--- START INFORMATION SHOWN ---
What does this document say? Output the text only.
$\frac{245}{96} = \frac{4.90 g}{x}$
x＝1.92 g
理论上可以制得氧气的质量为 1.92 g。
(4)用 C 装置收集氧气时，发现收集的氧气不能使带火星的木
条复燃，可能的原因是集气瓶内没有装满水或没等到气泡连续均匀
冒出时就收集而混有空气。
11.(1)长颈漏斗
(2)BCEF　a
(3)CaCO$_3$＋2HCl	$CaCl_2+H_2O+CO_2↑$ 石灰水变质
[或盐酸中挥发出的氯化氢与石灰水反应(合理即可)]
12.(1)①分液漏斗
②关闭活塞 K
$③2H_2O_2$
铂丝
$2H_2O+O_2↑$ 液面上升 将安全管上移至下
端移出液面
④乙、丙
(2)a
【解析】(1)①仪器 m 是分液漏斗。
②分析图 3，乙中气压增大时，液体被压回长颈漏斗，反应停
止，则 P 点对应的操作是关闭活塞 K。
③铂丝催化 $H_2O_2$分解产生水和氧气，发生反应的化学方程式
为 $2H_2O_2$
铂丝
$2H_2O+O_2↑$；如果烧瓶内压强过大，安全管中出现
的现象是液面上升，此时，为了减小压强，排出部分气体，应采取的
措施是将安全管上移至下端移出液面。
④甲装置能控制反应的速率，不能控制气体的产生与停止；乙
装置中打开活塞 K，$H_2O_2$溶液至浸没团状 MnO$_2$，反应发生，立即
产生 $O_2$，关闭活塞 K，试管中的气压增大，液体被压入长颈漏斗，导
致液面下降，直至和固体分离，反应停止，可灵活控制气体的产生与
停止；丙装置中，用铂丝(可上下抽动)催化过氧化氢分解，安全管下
--- END INFORMATION SHOWN ---
- SET EXERCISE: Return each entry from the material above exactly as it appears.

- OUTPUT:
What does this document say? Output the text only.
$\frac{245}{96} = \frac{4.90 g}{x}$
x＝1.92 g
理论上可以制得氧气的质量为 1.92 g。
(4)用 C 装置收集氧气时，发现收集的氧气不能使带火星的木
条复燃，可能的原因是集气瓶内没有装满水或没等到气泡连续均匀
冒出时就收集而混有空气。
11.(1)长颈漏斗
(2)BCEF　a
(3)CaCO$_3$＋2HCl	$CaCl_2+H_2O+CO_2↑$ 石灰水变质
[或盐酸中挥发出的氯化氢与石灰水反应(合理即可)]
12.(1)①分液漏斗
②关闭活塞 K
$③2H_2O_2$
铂丝
$2H_2O+O_2↑$ 液面上升 将安全管上移至下
端移出液面
④乙、丙
(2)a
【解析】(1)①仪器 m 是分液漏斗。
②分析图 3，乙中气压增大时，液体被压回长颈漏斗，反应停
止，则 P 点对应的操作是关闭活塞 K。
③铂丝催化 $H_2O_2$分解产生水和氧气，发生反应的化学方程式
为 $2H_2O_2$
铂丝
$2H_2O+O_2↑$；如果烧瓶内压强过大，安全管中出现
的现象是液面上升，此时，为了减小压强，排出部分气体，应采取的
措施是将安全管上移至下端移出液面。
④甲装置能控制反应的速率，不能控制气体的产生与停止；乙
装置中打开活塞 K，$H_2O_2$溶液至浸没团状 MnO$_2$，反应发生，立即
产生 $O_2$，关闭活塞 K，试管中的气压增大，液体被压入长颈漏斗，导
致液面下降，直至和固体分离，反应停止，可灵活控制气体的产生与
停止；丙装置中，用铂丝(可上下抽动)催化过氧化氢分解，安全管下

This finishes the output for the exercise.